====== Task input ======
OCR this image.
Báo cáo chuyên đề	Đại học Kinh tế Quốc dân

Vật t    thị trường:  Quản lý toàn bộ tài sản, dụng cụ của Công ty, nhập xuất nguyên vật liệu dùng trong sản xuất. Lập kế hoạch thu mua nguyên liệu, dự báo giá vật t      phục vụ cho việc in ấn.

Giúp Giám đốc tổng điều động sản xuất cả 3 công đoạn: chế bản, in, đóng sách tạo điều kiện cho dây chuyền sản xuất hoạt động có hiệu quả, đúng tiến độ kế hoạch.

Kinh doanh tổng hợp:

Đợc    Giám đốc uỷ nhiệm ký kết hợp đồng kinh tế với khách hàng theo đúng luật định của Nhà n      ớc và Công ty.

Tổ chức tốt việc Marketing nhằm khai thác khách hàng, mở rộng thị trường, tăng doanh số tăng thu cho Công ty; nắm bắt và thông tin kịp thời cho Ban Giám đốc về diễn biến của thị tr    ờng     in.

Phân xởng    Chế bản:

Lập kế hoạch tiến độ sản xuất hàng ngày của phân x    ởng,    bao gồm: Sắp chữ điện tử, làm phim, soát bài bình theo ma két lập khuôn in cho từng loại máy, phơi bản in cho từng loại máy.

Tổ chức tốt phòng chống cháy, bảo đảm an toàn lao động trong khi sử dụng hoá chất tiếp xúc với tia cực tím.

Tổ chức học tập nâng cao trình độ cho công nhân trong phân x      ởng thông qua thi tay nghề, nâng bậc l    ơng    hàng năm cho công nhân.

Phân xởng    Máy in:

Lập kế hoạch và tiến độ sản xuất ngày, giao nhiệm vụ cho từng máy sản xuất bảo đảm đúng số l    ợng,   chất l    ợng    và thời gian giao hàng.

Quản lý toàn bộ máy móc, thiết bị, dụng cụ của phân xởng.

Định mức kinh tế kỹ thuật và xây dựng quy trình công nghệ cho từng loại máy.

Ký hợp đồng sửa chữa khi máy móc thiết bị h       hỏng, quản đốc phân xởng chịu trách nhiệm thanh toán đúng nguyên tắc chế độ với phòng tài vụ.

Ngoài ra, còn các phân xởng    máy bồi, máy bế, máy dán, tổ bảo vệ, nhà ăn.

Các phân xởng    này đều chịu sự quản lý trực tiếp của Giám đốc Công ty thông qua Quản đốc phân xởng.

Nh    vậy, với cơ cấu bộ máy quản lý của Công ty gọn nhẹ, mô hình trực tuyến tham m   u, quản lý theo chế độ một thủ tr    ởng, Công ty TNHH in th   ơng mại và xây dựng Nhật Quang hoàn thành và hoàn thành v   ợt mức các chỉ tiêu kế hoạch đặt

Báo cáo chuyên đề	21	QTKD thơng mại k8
======
◆ Aim:
Write an exact transcription of every entry above.

◆ Complete answer:
OCR this image.
Báo cáo chuyên đề	Đại học Kinh tế Quốc dân

Vật t    thị trường:  Quản lý toàn bộ tài sản, dụng cụ của Công ty, nhập xuất nguyên vật liệu dùng trong sản xuất. Lập kế hoạch thu mua nguyên liệu, dự báo giá vật t      phục vụ cho việc in ấn.

Giúp Giám đốc tổng điều động sản xuất cả 3 công đoạn: chế bản, in, đóng sách tạo điều kiện cho dây chuyền sản xuất hoạt động có hiệu quả, đúng tiến độ kế hoạch.

Kinh doanh tổng hợp:

Đợc    Giám đốc uỷ nhiệm ký kết hợp đồng kinh tế với khách hàng theo đúng luật định của Nhà n      ớc và Công ty.

Tổ chức tốt việc Marketing nhằm khai thác khách hàng, mở rộng thị trường, tăng doanh số tăng thu cho Công ty; nắm bắt và thông tin kịp thời cho Ban Giám đốc về diễn biến của thị tr    ờng     in.

Phân xởng    Chế bản:

Lập kế hoạch tiến độ sản xuất hàng ngày của phân x    ởng,    bao gồm: Sắp chữ điện tử, làm phim, soát bài bình theo ma két lập khuôn in cho từng loại máy, phơi bản in cho từng loại máy.

Tổ chức tốt phòng chống cháy, bảo đảm an toàn lao động trong khi sử dụng hoá chất tiếp xúc với tia cực tím.

Tổ chức học tập nâng cao trình độ cho công nhân trong phân x      ởng thông qua thi tay nghề, nâng bậc l    ơng    hàng năm cho công nhân.

Phân xởng    Máy in:

Lập kế hoạch và tiến độ sản xuất ngày, giao nhiệm vụ cho từng máy sản xuất bảo đảm đúng số l    ợng,   chất l    ợng    và thời gian giao hàng.

Quản lý toàn bộ máy móc, thiết bị, dụng cụ của phân xởng.

Định mức kinh tế kỹ thuật và xây dựng quy trình công nghệ cho từng loại máy.

Ký hợp đồng sửa chữa khi máy móc thiết bị h       hỏng, quản đốc phân xởng chịu trách nhiệm thanh toán đúng nguyên tắc chế độ với phòng tài vụ.

Ngoài ra, còn các phân xởng    máy bồi, máy bế, máy dán, tổ bảo vệ, nhà ăn.

Các phân xởng    này đều chịu sự quản lý trực tiếp của Giám đốc Công ty thông qua Quản đốc phân xởng.

Nh    vậy, với cơ cấu bộ máy quản lý của Công ty gọn nhẹ, mô hình trực tuyến tham m   u, quản lý theo chế độ một thủ tr    ởng, Công ty TNHH in th   ơng mại và xây dựng Nhật Quang hoàn thành và hoàn thành v   ợt mức các chỉ tiêu kế hoạch đặt

Báo cáo chuyên đề	21	QTKD thơng mại k8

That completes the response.